__Set task__
Write out all records as given; omit images.

[Dataset entries on figures]

────────────────────

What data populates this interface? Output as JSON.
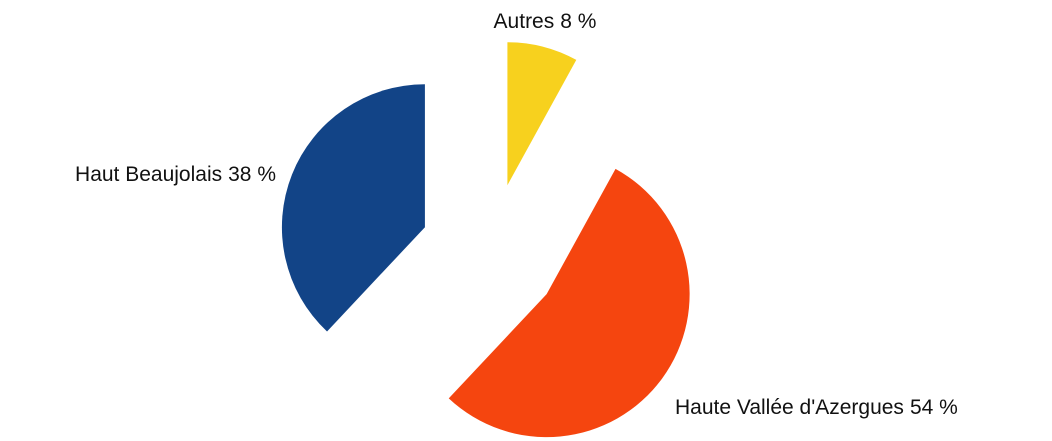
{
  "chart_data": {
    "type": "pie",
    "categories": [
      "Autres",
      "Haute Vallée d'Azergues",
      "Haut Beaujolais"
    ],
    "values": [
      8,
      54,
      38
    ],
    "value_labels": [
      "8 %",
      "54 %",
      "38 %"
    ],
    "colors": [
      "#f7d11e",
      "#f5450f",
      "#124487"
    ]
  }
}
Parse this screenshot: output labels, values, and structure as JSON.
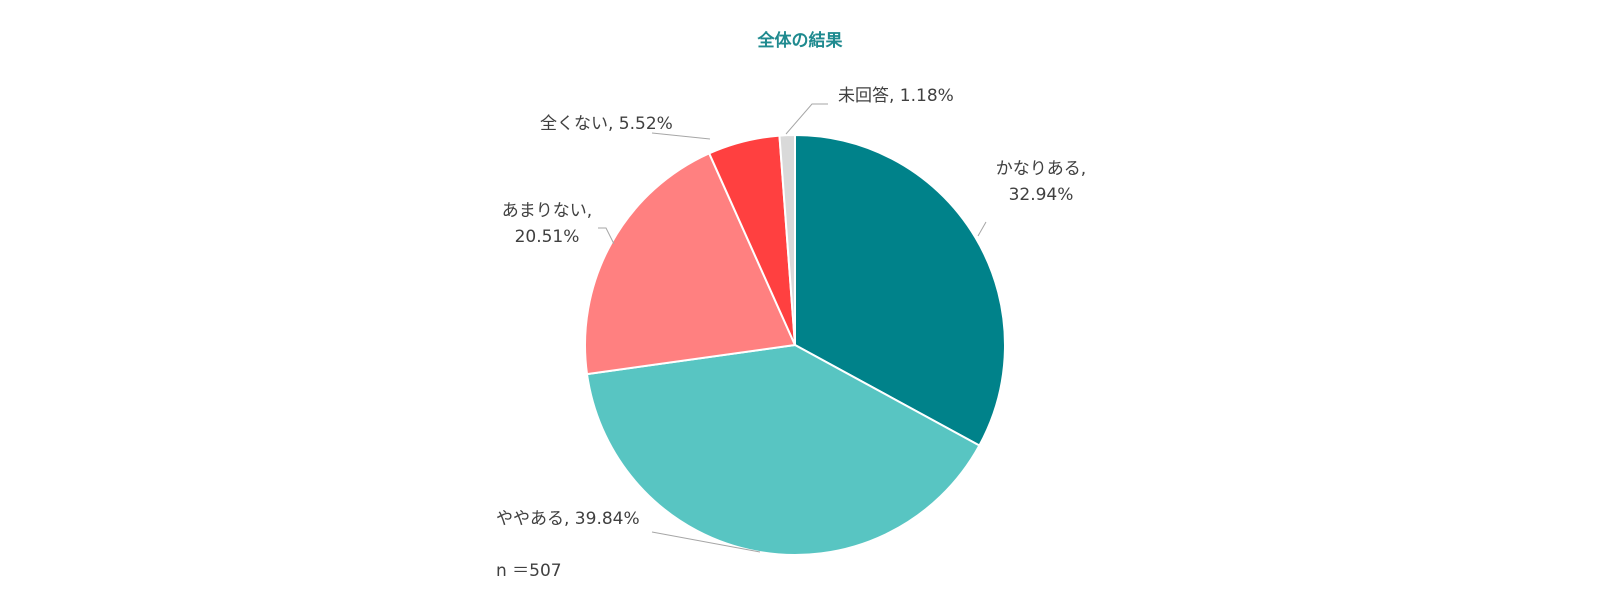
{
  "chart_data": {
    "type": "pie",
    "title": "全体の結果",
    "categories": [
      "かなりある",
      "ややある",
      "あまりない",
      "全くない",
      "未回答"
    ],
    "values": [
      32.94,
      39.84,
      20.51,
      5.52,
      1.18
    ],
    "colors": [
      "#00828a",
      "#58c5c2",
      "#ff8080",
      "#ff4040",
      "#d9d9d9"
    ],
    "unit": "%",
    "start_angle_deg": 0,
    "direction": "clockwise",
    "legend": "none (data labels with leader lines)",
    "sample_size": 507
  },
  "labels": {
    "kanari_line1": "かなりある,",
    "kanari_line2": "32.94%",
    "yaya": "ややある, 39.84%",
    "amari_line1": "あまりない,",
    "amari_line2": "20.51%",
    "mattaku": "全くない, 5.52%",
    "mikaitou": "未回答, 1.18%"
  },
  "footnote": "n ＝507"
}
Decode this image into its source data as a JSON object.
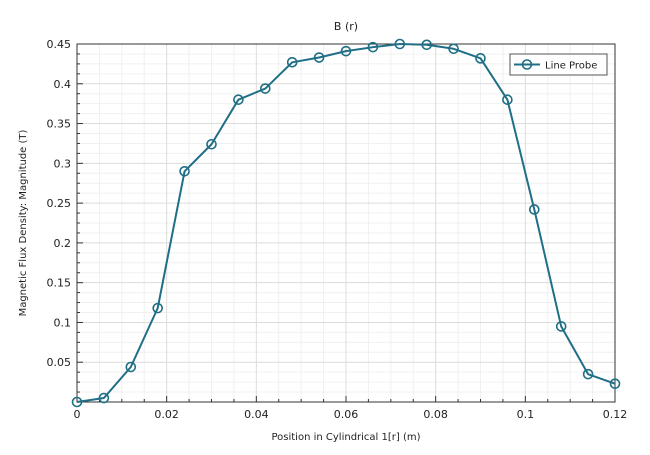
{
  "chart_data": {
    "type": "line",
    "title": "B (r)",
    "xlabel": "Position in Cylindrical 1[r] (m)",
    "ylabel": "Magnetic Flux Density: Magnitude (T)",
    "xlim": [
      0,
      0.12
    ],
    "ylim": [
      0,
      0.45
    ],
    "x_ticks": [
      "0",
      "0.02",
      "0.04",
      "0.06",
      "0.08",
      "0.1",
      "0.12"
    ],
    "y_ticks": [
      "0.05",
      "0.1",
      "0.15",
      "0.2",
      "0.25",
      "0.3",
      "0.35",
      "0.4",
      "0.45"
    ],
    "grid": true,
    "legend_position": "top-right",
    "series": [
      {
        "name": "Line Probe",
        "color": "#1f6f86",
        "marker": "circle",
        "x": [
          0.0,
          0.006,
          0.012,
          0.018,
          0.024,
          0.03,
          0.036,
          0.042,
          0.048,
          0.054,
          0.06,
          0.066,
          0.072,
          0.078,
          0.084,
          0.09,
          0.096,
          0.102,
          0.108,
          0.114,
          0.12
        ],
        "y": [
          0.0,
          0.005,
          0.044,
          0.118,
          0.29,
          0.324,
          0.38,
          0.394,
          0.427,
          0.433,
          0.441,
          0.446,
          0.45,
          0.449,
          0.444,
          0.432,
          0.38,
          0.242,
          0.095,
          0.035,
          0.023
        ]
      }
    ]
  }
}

────────────────────

__Answer for this exercise__
What data populates this interface? Output as JSON.
{
  "chart_data": {
    "type": "pie",
    "categories": [
      "Autres",
      "Haute Vallée d'Azergues",
      "Haut Beaujolais"
    ],
    "values": [
      8,
      54,
      38
    ],
    "value_labels": [
      "8 %",
      "54 %",
      "38 %"
    ],
    "colors": [
      "#f7d11e",
      "#f5450f",
      "#124487"
    ]
  }
}
Parse this screenshot: output labels, values, and structure as JSON.
{
  "chart_data": {
    "type": "pie",
    "title": "全体の結果",
    "categories": [
      "かなりある",
      "ややある",
      "あまりない",
      "全くない",
      "未回答"
    ],
    "values": [
      32.94,
      39.84,
      20.51,
      5.52,
      1.18
    ],
    "colors": [
      "#00828a",
      "#58c5c2",
      "#ff8080",
      "#ff4040",
      "#d9d9d9"
    ],
    "unit": "%",
    "start_angle_deg": 0,
    "direction": "clockwise",
    "legend": "none (data labels with leader lines)",
    "sample_size": 507
  },
  "labels": {
    "kanari_line1": "かなりある,",
    "kanari_line2": "32.94%",
    "yaya": "ややある, 39.84%",
    "amari_line1": "あまりない,",
    "amari_line2": "20.51%",
    "mattaku": "全くない, 5.52%",
    "mikaitou": "未回答, 1.18%"
  },
  "footnote": "n ＝507"
}
Decode this image into its source data as a JSON object.
{
  "chart_data": {
    "type": "line",
    "title": "B (r)",
    "xlabel": "Position in Cylindrical 1[r] (m)",
    "ylabel": "Magnetic Flux Density: Magnitude (T)",
    "xlim": [
      0,
      0.12
    ],
    "ylim": [
      0,
      0.45
    ],
    "x_ticks": [
      "0",
      "0.02",
      "0.04",
      "0.06",
      "0.08",
      "0.1",
      "0.12"
    ],
    "y_ticks": [
      "0.05",
      "0.1",
      "0.15",
      "0.2",
      "0.25",
      "0.3",
      "0.35",
      "0.4",
      "0.45"
    ],
    "grid": true,
    "legend_position": "top-right",
    "series": [
      {
        "name": "Line Probe",
        "color": "#1f6f86",
        "marker": "circle",
        "x": [
          0.0,
          0.006,
          0.012,
          0.018,
          0.024,
          0.03,
          0.036,
          0.042,
          0.048,
          0.054,
          0.06,
          0.066,
          0.072,
          0.078,
          0.084,
          0.09,
          0.096,
          0.102,
          0.108,
          0.114,
          0.12
        ],
        "y": [
          0.0,
          0.005,
          0.044,
          0.118,
          0.29,
          0.324,
          0.38,
          0.394,
          0.427,
          0.433,
          0.441,
          0.446,
          0.45,
          0.449,
          0.444,
          0.432,
          0.38,
          0.242,
          0.095,
          0.035,
          0.023
        ]
      }
    ]
  }
}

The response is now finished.